YOUR GOAL >>
Return the listing below verbatim. Pictures do not belong in the copy.

TASK INPUT >>
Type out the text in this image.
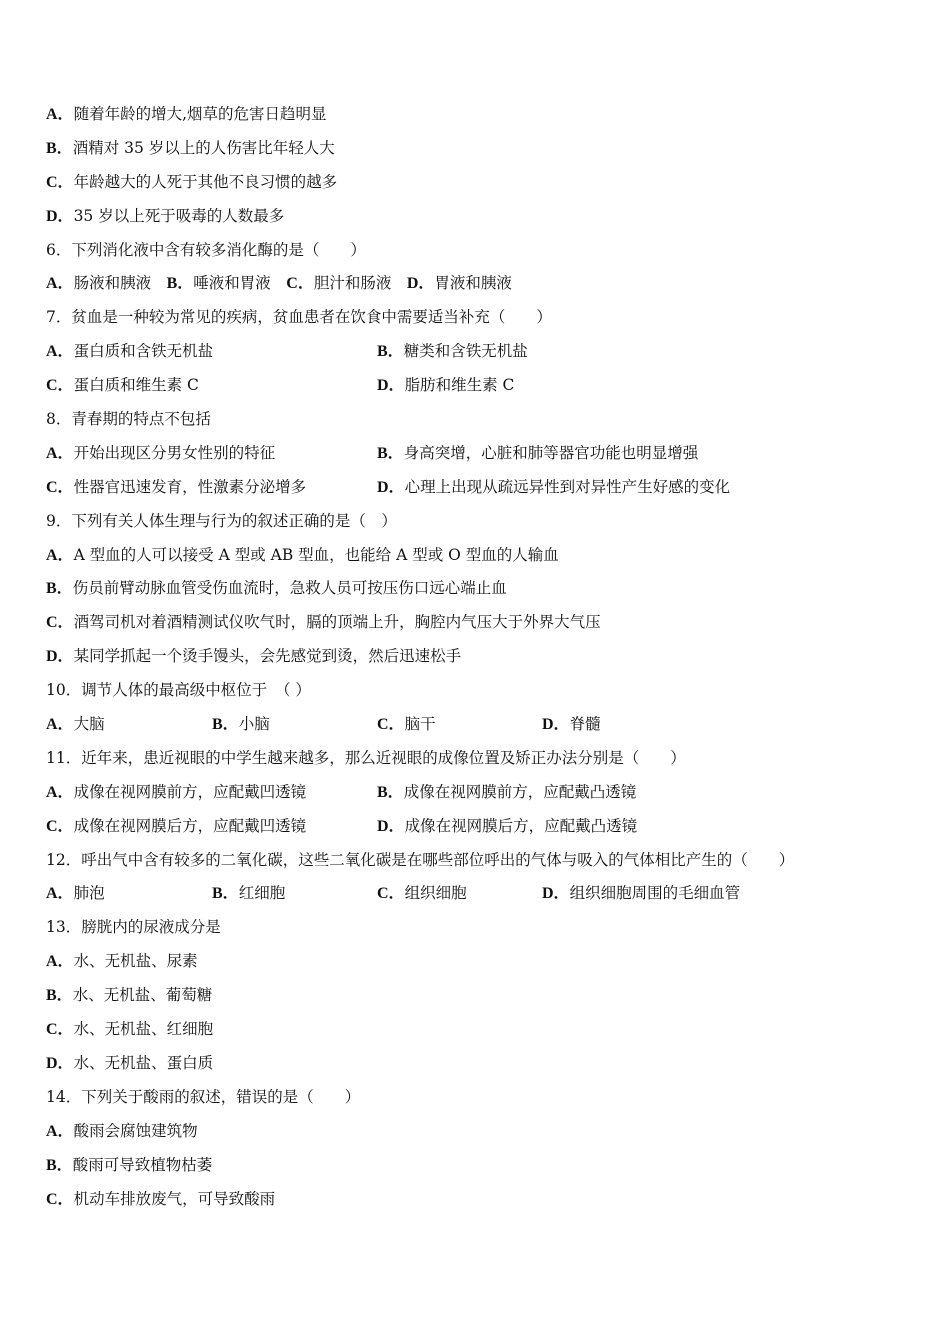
A．随着年龄的增大,烟草的危害日趋明显
B．酒精对 35 岁以上的人伤害比年轻人大
C．年龄越大的人死于其他不良习惯的越多
D．35 岁以上死于吸毒的人数最多
6．下列消化液中含有较多消化酶的是（　　）
A．肠液和胰液  B．唾液和胃液  C．胆汁和肠液  D．胃液和胰液
7．贫血是一种较为常见的疾病，贫血患者在饮食中需要适当补充（　　）
A．蛋白质和含铁无机盐	B．糖类和含铁无机盐
C．蛋白质和维生素 C	D．脂肪和维生素 C
8．青春期的特点不包括
A．开始出现区分男女性别的特征	B．身高突增，心脏和肺等器官功能也明显增强
C．性器官迅速发育，性激素分泌增多	D．心理上出现从疏远异性到对异性产生好感的变化
9．下列有关人体生理与行为的叙述正确的是（　）
A．A 型血的人可以接受 A 型或 AB 型血，也能给 A 型或 O 型血的人输血
B．伤员前臂动脉血管受伤血流时，急救人员可按压伤口远心端止血
C．酒驾司机对着酒精测试仪吹气时，膈的顶端上升，胸腔内气压大于外界大气压
D．某同学抓起一个烫手馒头，会先感觉到烫，然后迅速松手
10．调节人体的最高级中枢位于　（ ）
A．大脑	B．小脑	C．脑干	D．脊髓
11．近年来，患近视眼的中学生越来越多，那么近视眼的成像位置及矫正办法分别是（　　）
A．成像在视网膜前方，应配戴凹透镜	B．成像在视网膜前方，应配戴凸透镜
C．成像在视网膜后方，应配戴凹透镜	D．成像在视网膜后方，应配戴凸透镜
12．呼出气中含有较多的二氧化碳，这些二氧化碳是在哪些部位呼出的气体与吸入的气体相比产生的（　　）
A．肺泡	B．红细胞	C．组织细胞	D．组织细胞周围的毛细血管
13．膀胱内的尿液成分是
A．水、无机盐、尿素
B．水、无机盐、葡萄糖
C．水、无机盐、红细胞
D．水、无机盐、蛋白质
14．下列关于酸雨的叙述，错误的是（　　）
A．酸雨会腐蚀建筑物
B．酸雨可导致植物枯萎
C．机动车排放废气，可导致酸雨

FINISHED ANSWER >>
Type out the text in this image.
A．随着年龄的增大,烟草的危害日趋明显
B．酒精对 35 岁以上的人伤害比年轻人大
C．年龄越大的人死于其他不良习惯的越多
D．35 岁以上死于吸毒的人数最多
6．下列消化液中含有较多消化酶的是（　　）
A．肠液和胰液  B．唾液和胃液  C．胆汁和肠液  D．胃液和胰液
7．贫血是一种较为常见的疾病，贫血患者在饮食中需要适当补充（　　）
A．蛋白质和含铁无机盐	B．糖类和含铁无机盐
C．蛋白质和维生素 C	D．脂肪和维生素 C
8．青春期的特点不包括
A．开始出现区分男女性别的特征	B．身高突增，心脏和肺等器官功能也明显增强
C．性器官迅速发育，性激素分泌增多	D．心理上出现从疏远异性到对异性产生好感的变化
9．下列有关人体生理与行为的叙述正确的是（　）
A．A 型血的人可以接受 A 型或 AB 型血，也能给 A 型或 O 型血的人输血
B．伤员前臂动脉血管受伤血流时，急救人员可按压伤口远心端止血
C．酒驾司机对着酒精测试仪吹气时，膈的顶端上升，胸腔内气压大于外界大气压
D．某同学抓起一个烫手馒头，会先感觉到烫，然后迅速松手
10．调节人体的最高级中枢位于　（ ）
A．大脑	B．小脑	C．脑干	D．脊髓
11．近年来，患近视眼的中学生越来越多，那么近视眼的成像位置及矫正办法分别是（　　）
A．成像在视网膜前方，应配戴凹透镜	B．成像在视网膜前方，应配戴凸透镜
C．成像在视网膜后方，应配戴凹透镜	D．成像在视网膜后方，应配戴凸透镜
12．呼出气中含有较多的二氧化碳，这些二氧化碳是在哪些部位呼出的气体与吸入的气体相比产生的（　　）
A．肺泡	B．红细胞	C．组织细胞	D．组织细胞周围的毛细血管
13．膀胱内的尿液成分是
A．水、无机盐、尿素
B．水、无机盐、葡萄糖
C．水、无机盐、红细胞
D．水、无机盐、蛋白质
14．下列关于酸雨的叙述，错误的是（　　）
A．酸雨会腐蚀建筑物
B．酸雨可导致植物枯萎
C．机动车排放废气，可导致酸雨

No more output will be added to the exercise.